> _PROBLEM DESCRIPTION_
A verbatim copy of every record is required, and no pictures should be included.

> _SUPPLIED MATERIAL_
☆ ☆ ☆

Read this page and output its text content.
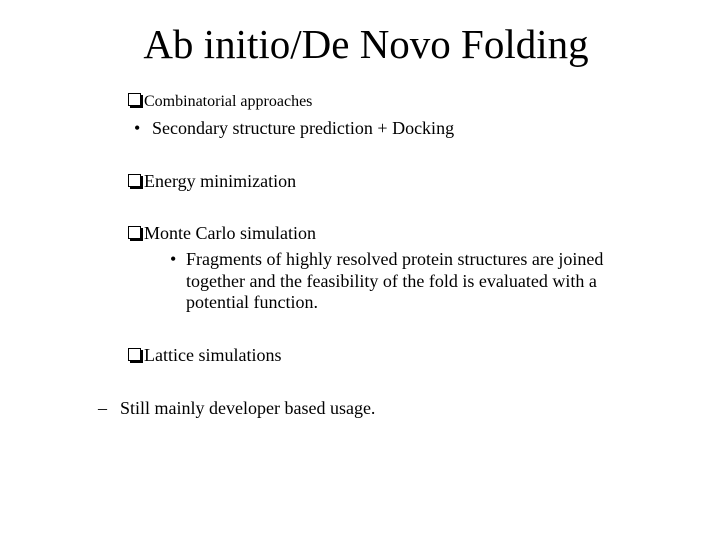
Ab initio/De Novo Folding
Combinatorial approaches
• Secondary structure prediction + Docking
Energy minimization
Monte Carlo simulation
• Fragments of highly resolved protein structures are joined
together and the feasibility of the fold is evaluated with a
potential function.
Lattice simulations
– Still mainly developer based usage.
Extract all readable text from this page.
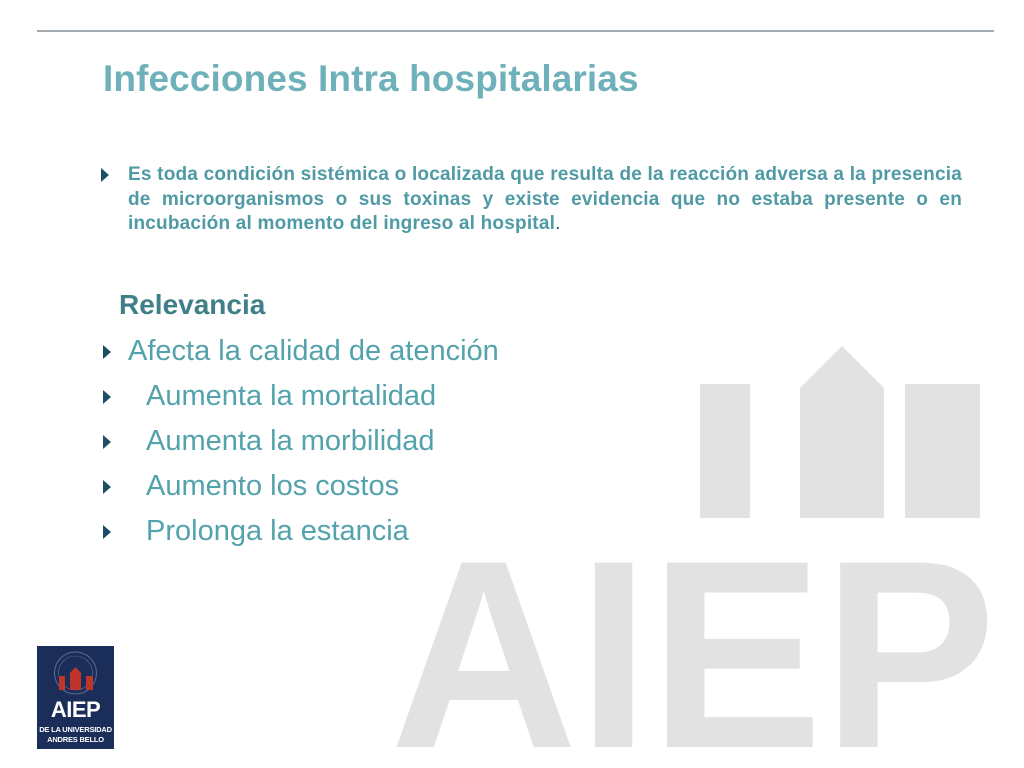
Infecciones Intra hospitalarias

Es toda condición sistémica o localizada que resulta de la reacción adversa a la presencia de microorganismos o sus toxinas y existe evidencia que no estaba presente o en incubación al momento del ingreso al hospital.

AIEP
Relevancia
Afecta la calidad de atención
Aumenta la mortalidad
Aumenta la morbilidad
Aumento los costos
Prolonga la estancia
AIEP
DE LA UNIVERSIDAD
ANDRES BELLO
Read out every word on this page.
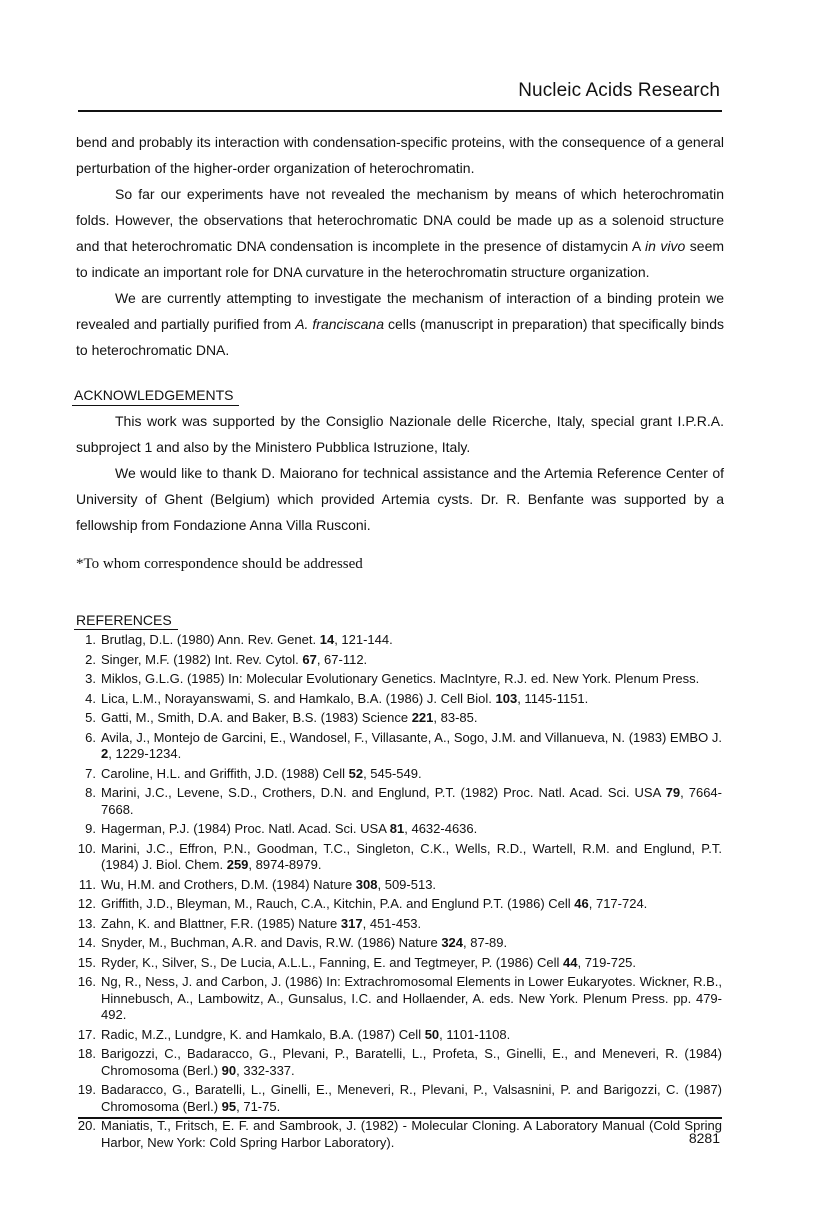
Nucleic Acids Research

bend and probably its interaction with condensation-specific proteins, with the consequence of a general perturbation of the higher-order organization of heterochromatin.

So far our experiments have not revealed the mechanism by means of which heterochromatin folds. However, the observations that heterochromatic DNA could be made up as a solenoid structure and that heterochromatic DNA condensation is incomplete in the presence of distamycin A in vivo seem to indicate an important role for DNA curvature in the heterochromatin structure organization.

We are currently attempting to investigate the mechanism of interaction of a binding protein we revealed and partially purified from A. franciscana cells (manuscript in preparation) that specifically binds to heterochromatic DNA.

ACKNOWLEDGEMENTS

This work was supported by the Consiglio Nazionale delle Ricerche, Italy, special grant I.P.R.A. subproject 1 and also by the Ministero Pubblica Istruzione, Italy.

We would like to thank D. Maiorano for technical assistance and the Artemia Reference Center of University of Ghent (Belgium) which provided Artemia cysts. Dr. R. Benfante was supported by a fellowship from Fondazione Anna Villa Rusconi.

*To whom correspondence should be addressed
REFERENCES
1. Brutlag, D.L. (1980) Ann. Rev. Genet. 14, 121-144.
2. Singer, M.F. (1982) Int. Rev. Cytol. 67, 67-112.
3. Miklos, G.L.G. (1985) In: Molecular Evolutionary Genetics. MacIntyre, R.J. ed. New York. Plenum Press.
4. Lica, L.M., Norayanswami, S. and Hamkalo, B.A. (1986) J. Cell Biol. 103, 1145-1151.
5. Gatti, M., Smith, D.A. and Baker, B.S. (1983) Science 221, 83-85.
6. Avila, J., Montejo de Garcini, E., Wandosel, F., Villasante, A., Sogo, J.M. and Villanueva, N. (1983) EMBO J. 2, 1229-1234.
7. Caroline, H.L. and Griffith, J.D. (1988) Cell 52, 545-549.
8. Marini, J.C., Levene, S.D., Crothers, D.N. and Englund, P.T. (1982) Proc. Natl. Acad. Sci. USA 79, 7664-7668.
9. Hagerman, P.J. (1984) Proc. Natl. Acad. Sci. USA 81, 4632-4636.
10. Marini, J.C., Effron, P.N., Goodman, T.C., Singleton, C.K., Wells, R.D., Wartell, R.M. and Englund, P.T. (1984) J. Biol. Chem. 259, 8974-8979.
11. Wu, H.M. and Crothers, D.M. (1984) Nature 308, 509-513.
12. Griffith, J.D., Bleyman, M., Rauch, C.A., Kitchin, P.A. and Englund P.T. (1986) Cell 46, 717-724.
13. Zahn, K. and Blattner, F.R. (1985) Nature 317, 451-453.
14. Snyder, M., Buchman, A.R. and Davis, R.W. (1986) Nature 324, 87-89.
15. Ryder, K., Silver, S., De Lucia, A.L.L., Fanning, E. and Tegtmeyer, P. (1986) Cell 44, 719-725.
16. Ng, R., Ness, J. and Carbon, J. (1986) In: Extrachromosomal Elements in Lower Eukaryotes. Wickner, R.B., Hinnebusch, A., Lambowitz, A., Gunsalus, I.C. and Hollaender, A. eds. New York. Plenum Press. pp. 479-492.
17. Radic, M.Z., Lundgre, K. and Hamkalo, B.A. (1987) Cell 50, 1101-1108.
18. Barigozzi, C., Badaracco, G., Plevani, P., Baratelli, L., Profeta, S., Ginelli, E., and Meneveri, R. (1984) Chromosoma (Berl.) 90, 332-337.
19. Badaracco, G., Baratelli, L., Ginelli, E., Meneveri, R., Plevani, P., Valsasnini, P. and Barigozzi, C. (1987) Chromosoma (Berl.) 95, 71-75.
20. Maniatis, T., Fritsch, E. F. and Sambrook, J. (1982) - Molecular Cloning. A Laboratory Manual (Cold Spring Harbor, New York: Cold Spring Harbor Laboratory).	8281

☆ ☆ ☆

> _ANSWER TO THIS TASK_
Read this page and output its text content.
Ab initio/De Novo Folding
Combinatorial approaches
• Secondary structure prediction + Docking
Energy minimization
Monte Carlo simulation
• Fragments of highly resolved protein structures are joined
together and the feasibility of the fold is evaluated with a
potential function.
Lattice simulations
– Still mainly developer based usage.
Extract all readable text from this page.
Infecciones Intra hospitalarias

Es toda condición sistémica o localizada que resulta de la reacción adversa a la presencia de microorganismos o sus toxinas y existe evidencia que no estaba presente o en incubación al momento del ingreso al hospital.

AIEP
Relevancia
Afecta la calidad de atención
Aumenta la mortalidad
Aumenta la morbilidad
Aumento los costos
Prolonga la estancia
AIEP
DE LA UNIVERSIDAD
ANDRES BELLO
Read out every word on this page.
Nucleic Acids Research

bend and probably its interaction with condensation-specific proteins, with the consequence of a general perturbation of the higher-order organization of heterochromatin.

So far our experiments have not revealed the mechanism by means of which heterochromatin folds. However, the observations that heterochromatic DNA could be made up as a solenoid structure and that heterochromatic DNA condensation is incomplete in the presence of distamycin A in vivo seem to indicate an important role for DNA curvature in the heterochromatin structure organization.

We are currently attempting to investigate the mechanism of interaction of a binding protein we revealed and partially purified from A. franciscana cells (manuscript in preparation) that specifically binds to heterochromatic DNA.

ACKNOWLEDGEMENTS

This work was supported by the Consiglio Nazionale delle Ricerche, Italy, special grant I.P.R.A. subproject 1 and also by the Ministero Pubblica Istruzione, Italy.

We would like to thank D. Maiorano for technical assistance and the Artemia Reference Center of University of Ghent (Belgium) which provided Artemia cysts. Dr. R. Benfante was supported by a fellowship from Fondazione Anna Villa Rusconi.

*To whom correspondence should be addressed
REFERENCES
1. Brutlag, D.L. (1980) Ann. Rev. Genet. 14, 121-144.
2. Singer, M.F. (1982) Int. Rev. Cytol. 67, 67-112.
3. Miklos, G.L.G. (1985) In: Molecular Evolutionary Genetics. MacIntyre, R.J. ed. New York. Plenum Press.
4. Lica, L.M., Norayanswami, S. and Hamkalo, B.A. (1986) J. Cell Biol. 103, 1145-1151.
5. Gatti, M., Smith, D.A. and Baker, B.S. (1983) Science 221, 83-85.
6. Avila, J., Montejo de Garcini, E., Wandosel, F., Villasante, A., Sogo, J.M. and Villanueva, N. (1983) EMBO J. 2, 1229-1234.
7. Caroline, H.L. and Griffith, J.D. (1988) Cell 52, 545-549.
8. Marini, J.C., Levene, S.D., Crothers, D.N. and Englund, P.T. (1982) Proc. Natl. Acad. Sci. USA 79, 7664-7668.
9. Hagerman, P.J. (1984) Proc. Natl. Acad. Sci. USA 81, 4632-4636.
10. Marini, J.C., Effron, P.N., Goodman, T.C., Singleton, C.K., Wells, R.D., Wartell, R.M. and Englund, P.T. (1984) J. Biol. Chem. 259, 8974-8979.
11. Wu, H.M. and Crothers, D.M. (1984) Nature 308, 509-513.
12. Griffith, J.D., Bleyman, M., Rauch, C.A., Kitchin, P.A. and Englund P.T. (1986) Cell 46, 717-724.
13. Zahn, K. and Blattner, F.R. (1985) Nature 317, 451-453.
14. Snyder, M., Buchman, A.R. and Davis, R.W. (1986) Nature 324, 87-89.
15. Ryder, K., Silver, S., De Lucia, A.L.L., Fanning, E. and Tegtmeyer, P. (1986) Cell 44, 719-725.
16. Ng, R., Ness, J. and Carbon, J. (1986) In: Extrachromosomal Elements in Lower Eukaryotes. Wickner, R.B., Hinnebusch, A., Lambowitz, A., Gunsalus, I.C. and Hollaender, A. eds. New York. Plenum Press. pp. 479-492.
17. Radic, M.Z., Lundgre, K. and Hamkalo, B.A. (1987) Cell 50, 1101-1108.
18. Barigozzi, C., Badaracco, G., Plevani, P., Baratelli, L., Profeta, S., Ginelli, E., and Meneveri, R. (1984) Chromosoma (Berl.) 90, 332-337.
19. Badaracco, G., Baratelli, L., Ginelli, E., Meneveri, R., Plevani, P., Valsasnini, P. and Barigozzi, C. (1987) Chromosoma (Berl.) 95, 71-75.
20. Maniatis, T., Fritsch, E. F. and Sambrook, J. (1982) - Molecular Cloning. A Laboratory Manual (Cold Spring Harbor, New York: Cold Spring Harbor Laboratory).	8281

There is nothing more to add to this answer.